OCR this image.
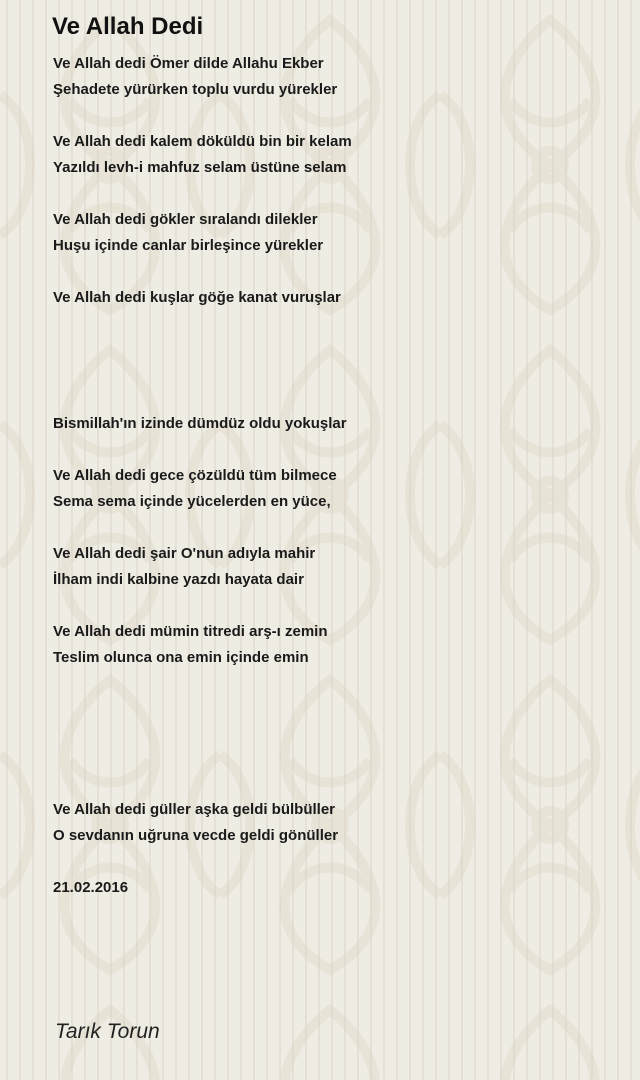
Ve Allah Dedi
Ve Allah dedi Ömer dilde Allahu Ekber
Şehadete yürürken toplu vurdu yürekler
Ve Allah dedi kalem döküldü bin bir kelam
Yazıldı levh-i mahfuz selam üstüne selam
Ve Allah dedi gökler sıralandı dilekler
Huşu içinde canlar birleşince yürekler
Ve Allah dedi kuşlar göğe kanat vuruşlar
Bismillah'ın izinde dümdüz oldu yokuşlar
Ve Allah dedi gece çözüldü tüm bilmece
Sema sema içinde yücelerden en yüce,
Ve Allah dedi şair O'nun adıyla mahir
İlham indi kalbine yazdı hayata dair
Ve Allah dedi mümin titredi arş-ı zemin
Teslim olunca ona emin içinde emin
Ve Allah dedi güller aşka geldi bülbüller
O sevdanın uğruna vecde geldi gönüller
21.02.2016
Tarık Torun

####

_Exercise prompt:_
From the entries above, copy each line holding "geldi".

_Response to the task:_
Ve Allah dedi güller aşka geldi bülbüller
O sevdanın uğruna vecde geldi gönüller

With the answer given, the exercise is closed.